§ REQUIRED WORK
Gather the lines that hold the string "JSON".

§ Figure collection entries
** Start **
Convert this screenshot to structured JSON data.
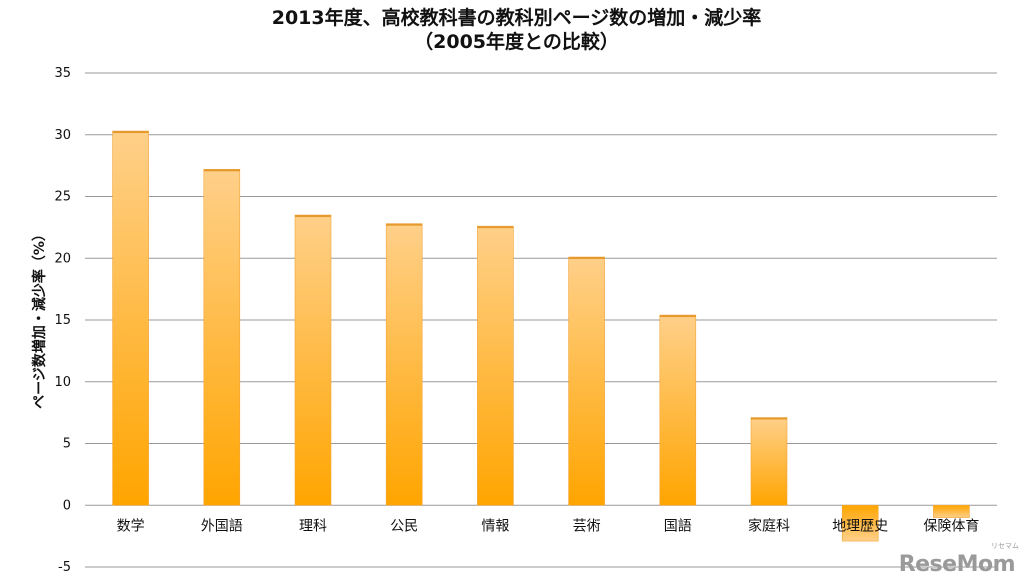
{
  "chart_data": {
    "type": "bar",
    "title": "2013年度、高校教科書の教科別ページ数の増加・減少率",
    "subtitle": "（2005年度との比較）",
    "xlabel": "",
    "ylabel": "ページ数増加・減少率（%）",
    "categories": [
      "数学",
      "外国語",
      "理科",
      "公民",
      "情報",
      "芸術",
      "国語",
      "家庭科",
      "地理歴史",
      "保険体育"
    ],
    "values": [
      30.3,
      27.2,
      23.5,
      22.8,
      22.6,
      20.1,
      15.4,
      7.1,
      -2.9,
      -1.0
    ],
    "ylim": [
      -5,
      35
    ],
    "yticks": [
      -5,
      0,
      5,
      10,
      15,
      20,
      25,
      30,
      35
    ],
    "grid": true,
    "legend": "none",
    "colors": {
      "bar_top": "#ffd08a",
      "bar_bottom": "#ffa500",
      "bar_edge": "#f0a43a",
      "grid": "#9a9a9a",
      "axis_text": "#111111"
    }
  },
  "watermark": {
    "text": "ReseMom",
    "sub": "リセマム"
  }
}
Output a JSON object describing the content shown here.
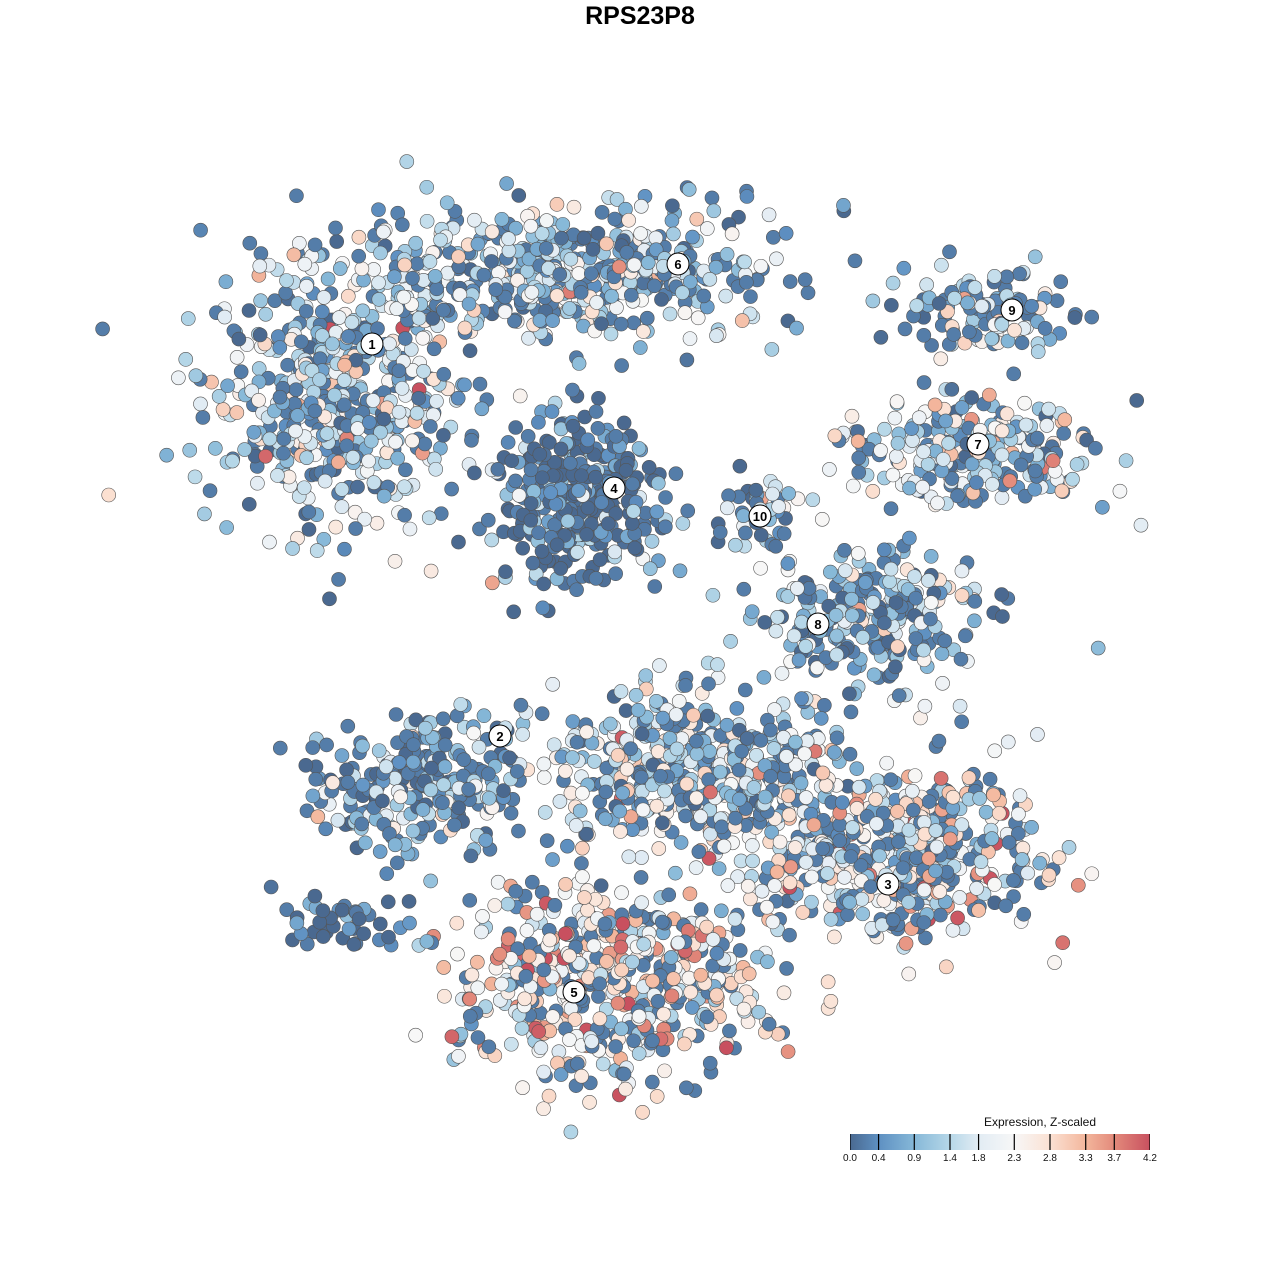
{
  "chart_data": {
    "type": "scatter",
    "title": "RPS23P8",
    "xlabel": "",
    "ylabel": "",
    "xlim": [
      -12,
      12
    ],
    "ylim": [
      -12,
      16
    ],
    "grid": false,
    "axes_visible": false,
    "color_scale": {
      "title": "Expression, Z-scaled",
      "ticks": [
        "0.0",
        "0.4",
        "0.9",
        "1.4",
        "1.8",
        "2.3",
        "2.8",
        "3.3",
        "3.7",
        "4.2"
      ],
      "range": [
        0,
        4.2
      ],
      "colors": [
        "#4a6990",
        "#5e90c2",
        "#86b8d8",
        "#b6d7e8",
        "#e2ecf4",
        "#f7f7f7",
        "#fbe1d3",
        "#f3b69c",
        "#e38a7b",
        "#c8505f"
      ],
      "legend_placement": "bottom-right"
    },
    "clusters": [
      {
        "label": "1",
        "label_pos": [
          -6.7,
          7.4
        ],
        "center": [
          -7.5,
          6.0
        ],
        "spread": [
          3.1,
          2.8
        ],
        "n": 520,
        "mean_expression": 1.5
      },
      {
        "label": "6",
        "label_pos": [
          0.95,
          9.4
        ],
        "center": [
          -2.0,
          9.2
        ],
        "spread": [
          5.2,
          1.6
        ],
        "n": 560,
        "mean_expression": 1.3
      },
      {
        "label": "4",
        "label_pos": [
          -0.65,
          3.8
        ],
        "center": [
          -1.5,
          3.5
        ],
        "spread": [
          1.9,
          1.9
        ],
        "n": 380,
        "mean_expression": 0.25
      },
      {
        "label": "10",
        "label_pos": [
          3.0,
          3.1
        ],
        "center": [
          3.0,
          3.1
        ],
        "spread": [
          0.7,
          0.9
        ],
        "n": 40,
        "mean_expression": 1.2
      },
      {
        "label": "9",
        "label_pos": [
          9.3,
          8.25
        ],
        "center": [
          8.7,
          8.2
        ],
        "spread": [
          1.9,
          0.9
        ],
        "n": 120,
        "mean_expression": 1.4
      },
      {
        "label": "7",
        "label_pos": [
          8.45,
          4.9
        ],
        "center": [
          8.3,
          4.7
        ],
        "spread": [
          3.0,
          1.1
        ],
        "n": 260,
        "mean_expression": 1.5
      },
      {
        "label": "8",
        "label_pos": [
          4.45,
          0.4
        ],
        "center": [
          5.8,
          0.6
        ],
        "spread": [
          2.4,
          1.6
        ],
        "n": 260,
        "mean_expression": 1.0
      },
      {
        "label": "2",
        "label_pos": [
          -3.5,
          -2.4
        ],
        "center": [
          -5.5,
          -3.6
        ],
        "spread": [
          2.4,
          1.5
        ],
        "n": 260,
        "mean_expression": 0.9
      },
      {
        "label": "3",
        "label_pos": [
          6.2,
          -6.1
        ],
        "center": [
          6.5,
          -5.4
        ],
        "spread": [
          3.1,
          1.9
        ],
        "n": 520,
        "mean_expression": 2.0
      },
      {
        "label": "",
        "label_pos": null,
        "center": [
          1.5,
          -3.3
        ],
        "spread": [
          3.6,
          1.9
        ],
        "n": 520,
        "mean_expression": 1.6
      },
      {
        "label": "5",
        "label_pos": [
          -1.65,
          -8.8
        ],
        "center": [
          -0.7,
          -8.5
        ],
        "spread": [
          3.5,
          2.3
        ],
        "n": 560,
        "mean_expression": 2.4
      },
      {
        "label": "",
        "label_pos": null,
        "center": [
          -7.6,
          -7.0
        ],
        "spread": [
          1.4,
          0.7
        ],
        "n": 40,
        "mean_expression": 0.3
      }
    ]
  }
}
** End **
** Start **
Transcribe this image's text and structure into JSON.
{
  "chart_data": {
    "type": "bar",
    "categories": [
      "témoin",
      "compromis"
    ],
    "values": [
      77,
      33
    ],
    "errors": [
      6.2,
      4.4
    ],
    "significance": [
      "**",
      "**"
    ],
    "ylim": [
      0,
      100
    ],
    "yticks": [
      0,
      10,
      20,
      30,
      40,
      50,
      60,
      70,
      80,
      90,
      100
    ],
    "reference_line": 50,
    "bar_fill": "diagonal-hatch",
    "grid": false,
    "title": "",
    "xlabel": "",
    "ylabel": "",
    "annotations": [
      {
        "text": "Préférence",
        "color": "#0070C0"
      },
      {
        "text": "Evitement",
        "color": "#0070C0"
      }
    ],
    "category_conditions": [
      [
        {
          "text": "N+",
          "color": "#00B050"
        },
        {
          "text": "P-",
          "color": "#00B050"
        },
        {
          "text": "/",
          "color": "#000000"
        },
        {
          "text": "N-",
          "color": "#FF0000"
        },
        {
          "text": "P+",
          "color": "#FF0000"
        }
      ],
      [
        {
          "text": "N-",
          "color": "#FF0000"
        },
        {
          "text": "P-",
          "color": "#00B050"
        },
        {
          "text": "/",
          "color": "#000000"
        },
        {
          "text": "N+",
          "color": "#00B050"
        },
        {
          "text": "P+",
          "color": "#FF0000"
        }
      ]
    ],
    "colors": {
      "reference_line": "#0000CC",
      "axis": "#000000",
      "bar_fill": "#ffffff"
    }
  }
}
** End **
§ COMPLETE OUTPUT
Convert this screenshot to structured JSON data.
Output a JSON object describing the content shown here.
Transcribe this image's text and structure into JSON.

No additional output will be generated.